### [What is required]
Set the listing down unchanged, minus every embedded image.

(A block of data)
┏━━
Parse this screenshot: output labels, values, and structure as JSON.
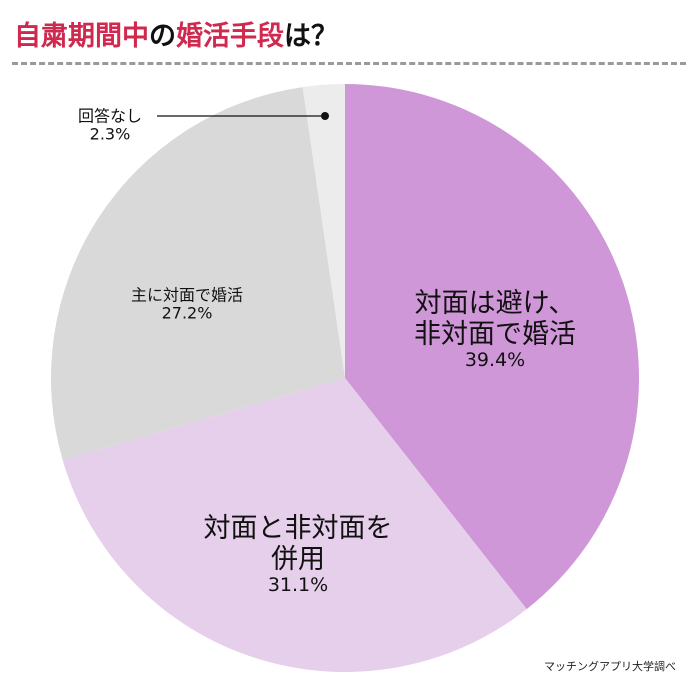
{
  "title": {
    "parts": [
      "自粛期間中",
      "の",
      "婚活手段",
      "は？"
    ],
    "accent": "#d0294f"
  },
  "source": "マッチングアプリ大学調べ",
  "chart_data": {
    "type": "pie",
    "title": "自粛期間中の婚活手段は？",
    "start": "12 o'clock, clockwise",
    "slices": [
      {
        "label": "対面は避け、非対面で婚活",
        "value": 39.4,
        "pct_label": "39.4%",
        "color": "#cf97d8"
      },
      {
        "label": "対面と非対面を併用",
        "value": 31.1,
        "pct_label": "31.1%",
        "color": "#e6cfea"
      },
      {
        "label": "主に対面で婚活",
        "value": 27.2,
        "pct_label": "27.2%",
        "color": "#d9d9d9"
      },
      {
        "label": "回答なし",
        "value": 2.3,
        "pct_label": "2.3%",
        "color": "#ececec"
      }
    ],
    "label_lines": [
      [
        "対面は避け、",
        "非対面で婚活"
      ],
      [
        "対面と非対面を",
        "併用"
      ],
      [
        "主に対面で婚活"
      ],
      [
        "回答なし"
      ]
    ]
  }
}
┗━━
### [Response for this exercise]
Parse this screenshot: output labels, values, and structure as JSON.
{
  "title": {
    "parts": [
      "自粛期間中",
      "の",
      "婚活手段",
      "は？"
    ],
    "accent": "#d0294f"
  },
  "source": "マッチングアプリ大学調べ",
  "chart_data": {
    "type": "pie",
    "title": "自粛期間中の婚活手段は？",
    "start": "12 o'clock, clockwise",
    "slices": [
      {
        "label": "対面は避け、非対面で婚活",
        "value": 39.4,
        "pct_label": "39.4%",
        "color": "#cf97d8"
      },
      {
        "label": "対面と非対面を併用",
        "value": 31.1,
        "pct_label": "31.1%",
        "color": "#e6cfea"
      },
      {
        "label": "主に対面で婚活",
        "value": 27.2,
        "pct_label": "27.2%",
        "color": "#d9d9d9"
      },
      {
        "label": "回答なし",
        "value": 2.3,
        "pct_label": "2.3%",
        "color": "#ececec"
      }
    ],
    "label_lines": [
      [
        "対面は避け、",
        "非対面で婚活"
      ],
      [
        "対面と非対面を",
        "併用"
      ],
      [
        "主に対面で婚活"
      ],
      [
        "回答なし"
      ]
    ]
  }
}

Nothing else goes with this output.